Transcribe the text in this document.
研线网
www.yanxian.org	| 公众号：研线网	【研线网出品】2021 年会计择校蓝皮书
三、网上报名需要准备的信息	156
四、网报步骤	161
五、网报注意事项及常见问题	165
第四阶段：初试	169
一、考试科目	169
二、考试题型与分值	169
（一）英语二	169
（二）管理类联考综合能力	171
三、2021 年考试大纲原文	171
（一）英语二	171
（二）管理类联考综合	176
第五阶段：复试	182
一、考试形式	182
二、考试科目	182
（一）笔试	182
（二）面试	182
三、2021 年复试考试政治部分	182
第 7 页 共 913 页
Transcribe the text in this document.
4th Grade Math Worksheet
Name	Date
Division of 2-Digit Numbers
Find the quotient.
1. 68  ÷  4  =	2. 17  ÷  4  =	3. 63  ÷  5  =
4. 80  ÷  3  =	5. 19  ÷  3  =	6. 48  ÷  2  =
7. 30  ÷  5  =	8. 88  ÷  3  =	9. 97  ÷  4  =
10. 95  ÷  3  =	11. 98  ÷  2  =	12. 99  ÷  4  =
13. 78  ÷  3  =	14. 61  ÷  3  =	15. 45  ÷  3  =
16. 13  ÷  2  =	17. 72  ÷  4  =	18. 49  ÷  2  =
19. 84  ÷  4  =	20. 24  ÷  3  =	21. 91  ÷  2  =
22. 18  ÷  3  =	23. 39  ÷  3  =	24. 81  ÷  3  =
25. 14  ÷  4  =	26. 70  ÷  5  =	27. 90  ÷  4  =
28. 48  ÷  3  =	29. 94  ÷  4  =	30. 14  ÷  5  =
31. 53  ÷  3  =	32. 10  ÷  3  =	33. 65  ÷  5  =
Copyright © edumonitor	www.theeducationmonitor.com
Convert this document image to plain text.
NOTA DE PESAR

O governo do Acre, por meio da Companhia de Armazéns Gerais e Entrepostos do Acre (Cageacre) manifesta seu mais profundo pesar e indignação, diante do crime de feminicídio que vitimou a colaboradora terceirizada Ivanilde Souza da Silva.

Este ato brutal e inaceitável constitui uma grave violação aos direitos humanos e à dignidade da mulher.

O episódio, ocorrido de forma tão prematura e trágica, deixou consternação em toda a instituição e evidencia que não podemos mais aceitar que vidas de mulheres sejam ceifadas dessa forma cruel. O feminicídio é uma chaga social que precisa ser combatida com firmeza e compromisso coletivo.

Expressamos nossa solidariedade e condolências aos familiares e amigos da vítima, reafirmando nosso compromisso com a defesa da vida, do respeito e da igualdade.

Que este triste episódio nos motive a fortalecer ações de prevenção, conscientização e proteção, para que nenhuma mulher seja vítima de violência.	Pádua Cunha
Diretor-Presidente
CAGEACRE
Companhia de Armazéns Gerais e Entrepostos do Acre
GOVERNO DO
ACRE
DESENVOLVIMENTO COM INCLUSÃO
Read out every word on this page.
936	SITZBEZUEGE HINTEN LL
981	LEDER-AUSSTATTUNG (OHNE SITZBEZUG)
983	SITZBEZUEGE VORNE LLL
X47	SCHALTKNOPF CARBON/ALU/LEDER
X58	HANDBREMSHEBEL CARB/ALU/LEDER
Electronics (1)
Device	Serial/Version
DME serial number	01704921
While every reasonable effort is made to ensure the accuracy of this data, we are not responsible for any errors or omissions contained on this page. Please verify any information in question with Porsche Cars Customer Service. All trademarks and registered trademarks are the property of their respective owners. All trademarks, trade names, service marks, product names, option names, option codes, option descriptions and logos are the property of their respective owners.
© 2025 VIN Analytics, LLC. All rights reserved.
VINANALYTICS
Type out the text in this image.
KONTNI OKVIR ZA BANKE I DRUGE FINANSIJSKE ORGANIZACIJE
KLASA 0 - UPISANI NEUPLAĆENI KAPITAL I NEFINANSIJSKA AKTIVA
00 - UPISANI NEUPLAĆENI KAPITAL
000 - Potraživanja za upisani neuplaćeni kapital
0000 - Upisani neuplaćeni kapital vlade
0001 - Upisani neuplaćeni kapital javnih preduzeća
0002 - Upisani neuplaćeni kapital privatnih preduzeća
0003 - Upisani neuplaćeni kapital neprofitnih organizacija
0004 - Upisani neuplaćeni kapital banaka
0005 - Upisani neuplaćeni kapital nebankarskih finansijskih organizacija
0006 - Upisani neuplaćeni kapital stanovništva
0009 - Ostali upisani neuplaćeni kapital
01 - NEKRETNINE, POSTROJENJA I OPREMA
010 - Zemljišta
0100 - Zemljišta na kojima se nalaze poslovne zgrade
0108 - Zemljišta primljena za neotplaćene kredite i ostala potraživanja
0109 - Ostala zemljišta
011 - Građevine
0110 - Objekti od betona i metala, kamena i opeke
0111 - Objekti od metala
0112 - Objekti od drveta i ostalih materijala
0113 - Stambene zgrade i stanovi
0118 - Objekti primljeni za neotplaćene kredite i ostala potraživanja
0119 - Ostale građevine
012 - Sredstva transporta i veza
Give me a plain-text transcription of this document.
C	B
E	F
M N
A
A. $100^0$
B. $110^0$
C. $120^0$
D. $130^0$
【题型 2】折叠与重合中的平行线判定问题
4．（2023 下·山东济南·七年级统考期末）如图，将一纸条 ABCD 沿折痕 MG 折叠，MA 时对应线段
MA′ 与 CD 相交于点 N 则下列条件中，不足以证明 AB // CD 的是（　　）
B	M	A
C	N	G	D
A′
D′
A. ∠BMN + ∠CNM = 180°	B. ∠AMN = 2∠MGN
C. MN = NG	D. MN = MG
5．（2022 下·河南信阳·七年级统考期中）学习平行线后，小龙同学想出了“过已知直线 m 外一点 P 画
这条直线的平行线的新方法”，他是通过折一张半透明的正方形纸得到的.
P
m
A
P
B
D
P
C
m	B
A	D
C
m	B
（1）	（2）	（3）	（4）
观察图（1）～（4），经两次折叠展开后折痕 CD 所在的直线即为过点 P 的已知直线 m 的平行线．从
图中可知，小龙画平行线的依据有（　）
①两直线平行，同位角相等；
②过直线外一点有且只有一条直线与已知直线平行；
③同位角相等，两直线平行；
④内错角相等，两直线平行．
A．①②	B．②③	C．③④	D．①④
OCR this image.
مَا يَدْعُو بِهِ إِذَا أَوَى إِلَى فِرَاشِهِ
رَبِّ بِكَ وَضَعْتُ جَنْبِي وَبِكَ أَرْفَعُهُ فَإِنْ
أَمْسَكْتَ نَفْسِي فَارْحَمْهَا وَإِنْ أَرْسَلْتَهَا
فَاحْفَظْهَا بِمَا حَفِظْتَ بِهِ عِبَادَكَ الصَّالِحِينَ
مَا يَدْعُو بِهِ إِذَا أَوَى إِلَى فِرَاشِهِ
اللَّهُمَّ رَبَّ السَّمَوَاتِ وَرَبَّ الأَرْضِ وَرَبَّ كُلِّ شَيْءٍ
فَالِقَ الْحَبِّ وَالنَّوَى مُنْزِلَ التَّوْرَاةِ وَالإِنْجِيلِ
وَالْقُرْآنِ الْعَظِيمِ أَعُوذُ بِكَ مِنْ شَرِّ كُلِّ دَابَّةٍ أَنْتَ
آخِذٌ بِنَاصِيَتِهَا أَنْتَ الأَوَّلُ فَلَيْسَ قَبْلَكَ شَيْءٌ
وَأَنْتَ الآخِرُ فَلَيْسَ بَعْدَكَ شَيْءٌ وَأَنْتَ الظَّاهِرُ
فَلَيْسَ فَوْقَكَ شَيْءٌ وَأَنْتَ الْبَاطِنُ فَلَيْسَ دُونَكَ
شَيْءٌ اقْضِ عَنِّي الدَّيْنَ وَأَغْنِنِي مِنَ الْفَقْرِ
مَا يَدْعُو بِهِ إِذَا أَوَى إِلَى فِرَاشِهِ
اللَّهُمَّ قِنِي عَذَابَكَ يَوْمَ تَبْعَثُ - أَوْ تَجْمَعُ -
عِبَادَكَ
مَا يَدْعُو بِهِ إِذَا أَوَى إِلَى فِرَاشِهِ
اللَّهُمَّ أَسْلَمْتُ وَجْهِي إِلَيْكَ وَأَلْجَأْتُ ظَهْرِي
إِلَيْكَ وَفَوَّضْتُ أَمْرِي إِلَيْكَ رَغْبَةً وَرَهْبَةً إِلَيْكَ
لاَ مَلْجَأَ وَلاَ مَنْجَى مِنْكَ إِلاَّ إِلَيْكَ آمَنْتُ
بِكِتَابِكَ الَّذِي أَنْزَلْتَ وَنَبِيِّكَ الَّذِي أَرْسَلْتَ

+===+

Objective:
Scan the listing above and copy all lines containing the word "compromisso".

Response to this exercise:
O episódio, ocorrido de forma tão prematura e trágica, deixou consternação em toda a instituição e evidencia que não podemos mais aceitar que vidas de mulheres sejam ceifadas dessa forma cruel. O feminicídio é uma chaga social que precisa ser combatida com firmeza e compromisso coletivo.
Expressamos nossa solidariedade e condolências aos familiares e amigos da vítima, reafirmando nosso compromisso com a defesa da vida, do respeito e da igualdade.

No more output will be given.